### DATA ENTRIES
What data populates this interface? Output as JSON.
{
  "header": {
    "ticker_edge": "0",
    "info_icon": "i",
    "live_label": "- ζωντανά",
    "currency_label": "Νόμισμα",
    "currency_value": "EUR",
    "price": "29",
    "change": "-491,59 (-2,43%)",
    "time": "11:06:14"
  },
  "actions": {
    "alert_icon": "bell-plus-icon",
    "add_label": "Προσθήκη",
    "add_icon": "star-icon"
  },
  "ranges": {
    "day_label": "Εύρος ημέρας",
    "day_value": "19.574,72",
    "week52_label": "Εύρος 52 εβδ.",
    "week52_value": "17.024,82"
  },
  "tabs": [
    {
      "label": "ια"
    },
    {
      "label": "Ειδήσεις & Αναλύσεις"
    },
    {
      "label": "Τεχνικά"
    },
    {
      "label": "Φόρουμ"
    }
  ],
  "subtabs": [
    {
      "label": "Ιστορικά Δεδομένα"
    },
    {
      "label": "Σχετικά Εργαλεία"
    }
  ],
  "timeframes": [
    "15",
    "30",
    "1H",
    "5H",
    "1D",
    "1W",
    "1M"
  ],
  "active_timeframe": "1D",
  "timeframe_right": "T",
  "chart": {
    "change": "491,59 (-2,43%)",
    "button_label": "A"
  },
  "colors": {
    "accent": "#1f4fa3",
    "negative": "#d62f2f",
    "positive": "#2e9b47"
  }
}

### INSTRUCTIONS FOR THE TASK
Copy the records above exactly as they appear.

### REPLY TO THE EXERCISE
What data populates this interface? Output as JSON.
{
  "header": {
    "ticker_edge": "0",
    "info_icon": "i",
    "live_label": "- ζωντανά",
    "currency_label": "Νόμισμα",
    "currency_value": "EUR",
    "price": "29",
    "change": "-491,59 (-2,43%)",
    "time": "11:06:14"
  },
  "actions": {
    "alert_icon": "bell-plus-icon",
    "add_label": "Προσθήκη",
    "add_icon": "star-icon"
  },
  "ranges": {
    "day_label": "Εύρος ημέρας",
    "day_value": "19.574,72",
    "week52_label": "Εύρος 52 εβδ.",
    "week52_value": "17.024,82"
  },
  "tabs": [
    {
      "label": "ια"
    },
    {
      "label": "Ειδήσεις & Αναλύσεις"
    },
    {
      "label": "Τεχνικά"
    },
    {
      "label": "Φόρουμ"
    }
  ],
  "subtabs": [
    {
      "label": "Ιστορικά Δεδομένα"
    },
    {
      "label": "Σχετικά Εργαλεία"
    }
  ],
  "timeframes": [
    "15",
    "30",
    "1H",
    "5H",
    "1D",
    "1W",
    "1M"
  ],
  "active_timeframe": "1D",
  "timeframe_right": "T",
  "chart": {
    "change": "491,59 (-2,43%)",
    "button_label": "A"
  },
  "colors": {
    "accent": "#1f4fa3",
    "negative": "#d62f2f",
    "positive": "#2e9b47"
  }
}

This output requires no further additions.